# Problem to work on
Repeat all the material exactly; pictures stay out of your copy.

# Data in this exercise
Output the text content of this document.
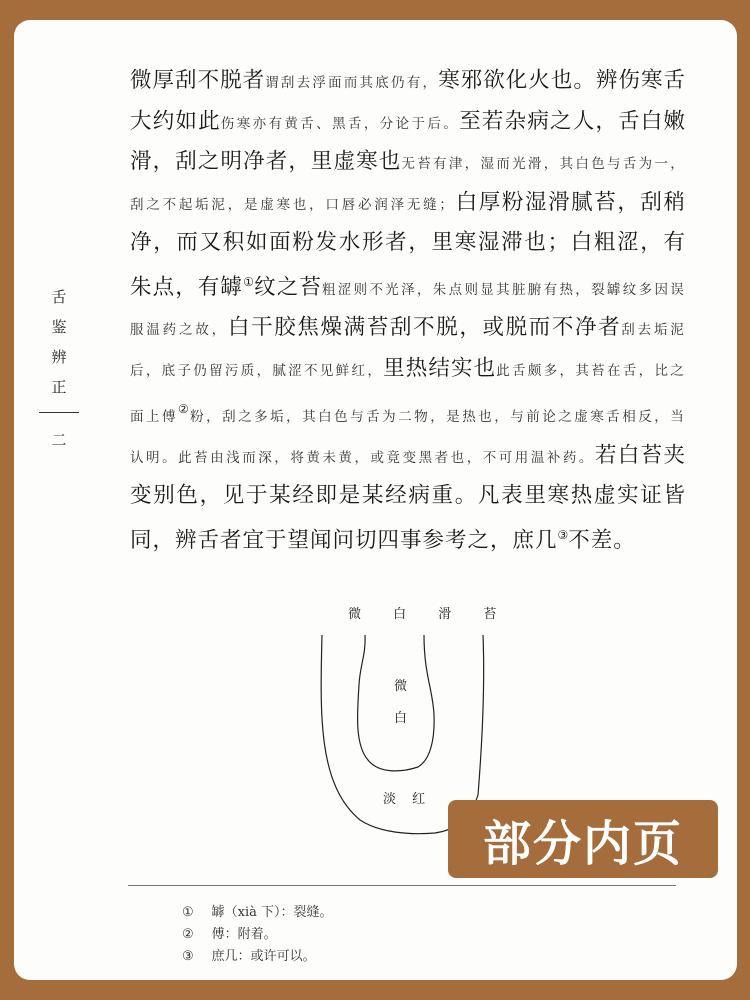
舌
鉴
辨
正
二
微厚刮不脱者谓刮去浮面而其底仍有，寒邪欲化火也。辨伤寒舌大约如此伤寒亦有黄舌、黑舌，分论于后。至若杂病之人，舌白嫩滑，刮之明净者，里虚寒也无苔有津，湿而光滑，其白色与舌为一，刮之不起垢泥，是虚寒也，口唇必润泽无缝；白厚粉湿滑腻苔，刮稍净，而又积如面粉发水形者，里寒湿滞也；白粗涩，有朱点，有罅①纹之苔粗涩则不光泽，朱点则显其脏腑有热，裂罅纹多因误服温药之故，白干胶焦燥满苔刮不脱，或脱而不净者刮去垢泥后，底子仍留污质，腻涩不见鲜红，里热结实也此舌颇多，其苔在舌，比之面上傅②粉，刮之多垢，其白色与舌为二物，是热也，与前论之虚寒舌相反，当认明。此苔由浅而深，将黄未黄，或竟变黑者也，不可用温补药。若白苔夹变别色，见于某经即是某经病重。凡表里寒热虚实证皆同，辨舌者宜于望闻问切四事参考之，庶几③不差。
微 白 滑 苔
微
白
淡 红
① 罅（xià 下）：裂缝。
② 傅：附着。
③ 庶几：或许可以。
部分内页
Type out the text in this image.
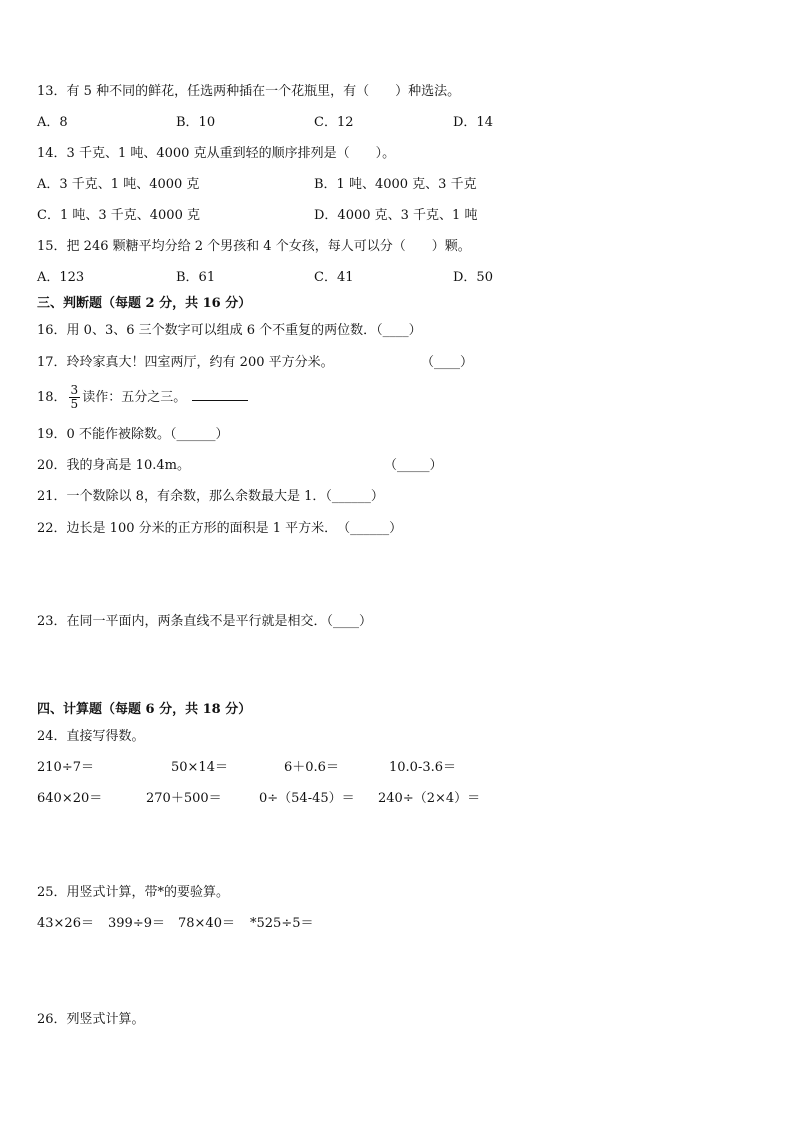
13．有 5 种不同的鲜花，任选两种插在一个花瓶里，有（　　）种选法。
A．8	B．10	C．12	D．14
14．3 千克、1 吨、4000 克从重到轻的顺序排列是（　　）。
A．3 千克、1 吨、4000 克	B．1 吨、4000 克、3 千克
C．1 吨、3 千克、4000 克	D．4000 克、3 千克、1 吨
15．把 246 颗糖平均分给 2 个男孩和 4 个女孩，每人可以分（　　）颗。
A．123	B．61	C．41	D．50
三、判断题（每题 2 分，共 16 分）
16．用 0、3、6 三个数字可以组成 6 个不重复的两位数．（____）
17．玲玲家真大！四室两厅，约有 200 平方分米。	（____）
18． $\frac{3}{5}$ 读作：五分之三。
19．0 不能作被除数。（______）
20．我的身高是 10.4m。	（_____）
21．一个数除以 8，有余数，那么余数最大是 1．（______）
22．边长是 100 分米的正方形的面积是 1 平方米．　（______）
23．在同一平面内，两条直线不是平行就是相交．（____）
四、计算题（每题 6 分，共 18 分）
24．直接写得数。
210÷7＝	50×14＝	6＋0.6＝	10.0-3.6＝
640×20＝	270＋500＝	0÷（54-45）＝ 240÷（2×4）＝
25．用竖式计算，带*的要验算。
43×26＝ 399÷9＝ 78×40＝ *525÷5＝
26．列竖式计算。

# Response for this exercise
Output the text content of this document.
舌
鉴
辨
正
二
微厚刮不脱者谓刮去浮面而其底仍有，寒邪欲化火也。辨伤寒舌大约如此伤寒亦有黄舌、黑舌，分论于后。至若杂病之人，舌白嫩滑，刮之明净者，里虚寒也无苔有津，湿而光滑，其白色与舌为一，刮之不起垢泥，是虚寒也，口唇必润泽无缝；白厚粉湿滑腻苔，刮稍净，而又积如面粉发水形者，里寒湿滞也；白粗涩，有朱点，有罅①纹之苔粗涩则不光泽，朱点则显其脏腑有热，裂罅纹多因误服温药之故，白干胶焦燥满苔刮不脱，或脱而不净者刮去垢泥后，底子仍留污质，腻涩不见鲜红，里热结实也此舌颇多，其苔在舌，比之面上傅②粉，刮之多垢，其白色与舌为二物，是热也，与前论之虚寒舌相反，当认明。此苔由浅而深，将黄未黄，或竟变黑者也，不可用温补药。若白苔夹变别色，见于某经即是某经病重。凡表里寒热虚实证皆同，辨舌者宜于望闻问切四事参考之，庶几③不差。
微 白 滑 苔
微
白
淡 红
① 罅（xià 下）：裂缝。
② 傅：附着。
③ 庶几：或许可以。
部分内页
Type out the text in this image.
13．有 5 种不同的鲜花，任选两种插在一个花瓶里，有（　　）种选法。
A．8	B．10	C．12	D．14
14．3 千克、1 吨、4000 克从重到轻的顺序排列是（　　）。
A．3 千克、1 吨、4000 克	B．1 吨、4000 克、3 千克
C．1 吨、3 千克、4000 克	D．4000 克、3 千克、1 吨
15．把 246 颗糖平均分给 2 个男孩和 4 个女孩，每人可以分（　　）颗。
A．123	B．61	C．41	D．50
三、判断题（每题 2 分，共 16 分）
16．用 0、3、6 三个数字可以组成 6 个不重复的两位数．（____）
17．玲玲家真大！四室两厅，约有 200 平方分米。	（____）
18． $\frac{3}{5}$ 读作：五分之三。
19．0 不能作被除数。（______）
20．我的身高是 10.4m。	（_____）
21．一个数除以 8，有余数，那么余数最大是 1．（______）
22．边长是 100 分米的正方形的面积是 1 平方米．　（______）
23．在同一平面内，两条直线不是平行就是相交．（____）
四、计算题（每题 6 分，共 18 分）
24．直接写得数。
210÷7＝	50×14＝	6＋0.6＝	10.0-3.6＝
640×20＝	270＋500＝	0÷（54-45）＝ 240÷（2×4）＝
25．用竖式计算，带*的要验算。
43×26＝ 399÷9＝ 78×40＝ *525÷5＝
26．列竖式计算。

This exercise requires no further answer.